» The exercise
Below is a listing; write it out exactly and drop any images from it.

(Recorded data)

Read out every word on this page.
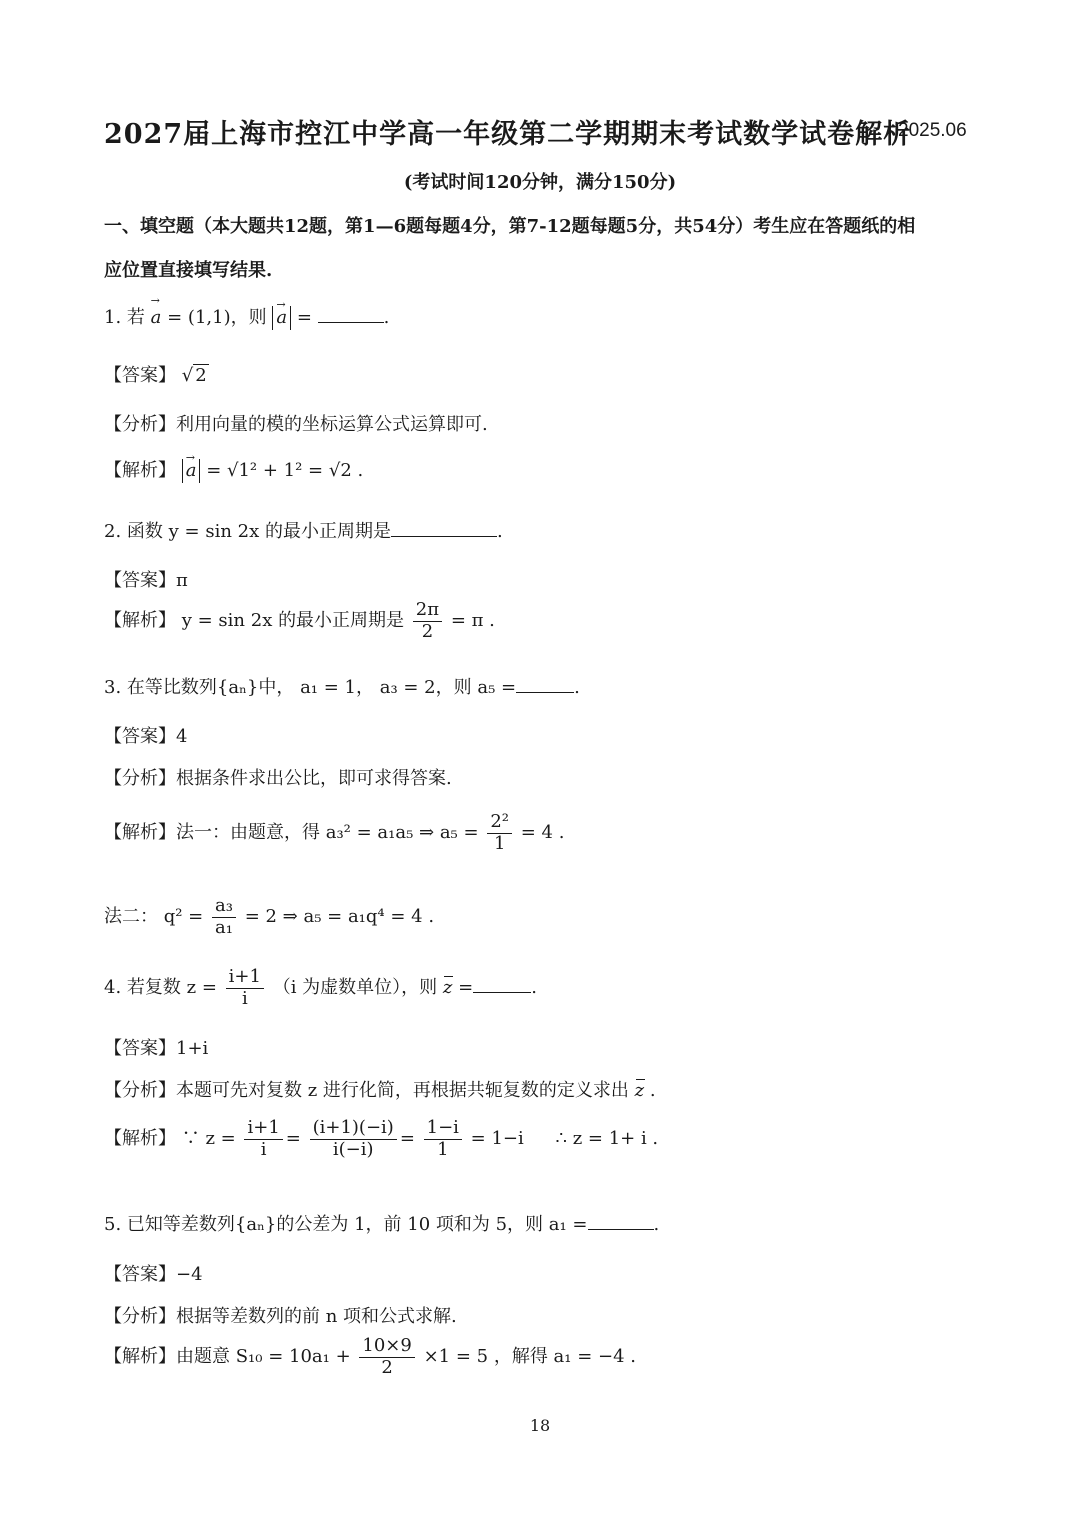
2027届上海市控江中学高一年级第二学期期末考试数学试卷解析
2025.06
(考试时间120分钟，满分150分)
一、填空题（本大题共12题，第1—6题每题4分，第7-12题每题5分，共54分）考生应在答题纸的相
应位置直接填写结果.
1. 若 → a = (1,1)，则 → a =	.
【答案】 √ 2
【分析】利用向量的模的坐标运算公式运算即可.
【解析】 → a = √1² + 1² = √2 .
2. 函数 y = sin 2x 的最小正周期是	.
【答案】π
【解析】 y = sin 2x 的最小正周期是 $\frac{2\pi}{2} = \pi$ .
3. 在等比数列{aₙ}中， a₁ = 1， a₃ = 2，则 a₅ =	.
【答案】4
【分析】根据条件求出公比，即可求得答案.
【解析】法一：由题意，得 a₃² = a₁a₅ ⇒ $a_5 = \frac{\text{2²}}{1} = 4$ .
法二： $q^2 = \frac{\text{a₃}}{\text{a₁}} = 2$ ⇒ a₅ = a₁q⁴ = 4 .
4. 若复数 $z = \frac{i+1}{i} (i$ 为虚数单位），则 z =	.
【答案】1+i
【分析】本题可先对复数 z 进行化简，再根据共轭复数的定义求出 z .
【解析】 ∵ $z = \frac{i+1}{i} = \frac{(i+1)(-i)}{i(-i)} = \frac{1-i}{1} = 1-i$ ∴ z = 1+ i .
5. 已知等差数列{aₙ}的公差为 1，前 10 项和为 5，则 a₁ =	.
【答案】−4
【分析】根据等差数列的前 n 项和公式求解.
【解析】由题意 $S_{10} = 10a_1 + \frac{10\times 9}{2} \times 1 = 5$ ，解得 a₁ = −4 .
18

» Written response
Read out every word on this page.
2027届上海市控江中学高一年级第二学期期末考试数学试卷解析
2025.06
(考试时间120分钟，满分150分)
一、填空题（本大题共12题，第1—6题每题4分，第7-12题每题5分，共54分）考生应在答题纸的相
应位置直接填写结果.
1. 若 → a = (1,1)，则 → a =	.
【答案】 √ 2
【分析】利用向量的模的坐标运算公式运算即可.
【解析】 → a = √1² + 1² = √2 .
2. 函数 y = sin 2x 的最小正周期是	.
【答案】π
【解析】 y = sin 2x 的最小正周期是 $\frac{2\pi}{2} = \pi$ .
3. 在等比数列{aₙ}中， a₁ = 1， a₃ = 2，则 a₅ =	.
【答案】4
【分析】根据条件求出公比，即可求得答案.
【解析】法一：由题意，得 a₃² = a₁a₅ ⇒ $a_5 = \frac{\text{2²}}{1} = 4$ .
法二： $q^2 = \frac{\text{a₃}}{\text{a₁}} = 2$ ⇒ a₅ = a₁q⁴ = 4 .
4. 若复数 $z = \frac{i+1}{i} (i$ 为虚数单位），则 z =	.
【答案】1+i
【分析】本题可先对复数 z 进行化简，再根据共轭复数的定义求出 z .
【解析】 ∵ $z = \frac{i+1}{i} = \frac{(i+1)(-i)}{i(-i)} = \frac{1-i}{1} = 1-i$ ∴ z = 1+ i .
5. 已知等差数列{aₙ}的公差为 1，前 10 项和为 5，则 a₁ =	.
【答案】−4
【分析】根据等差数列的前 n 项和公式求解.
【解析】由题意 $S_{10} = 10a_1 + \frac{10\times 9}{2} \times 1 = 5$ ，解得 a₁ = −4 .
18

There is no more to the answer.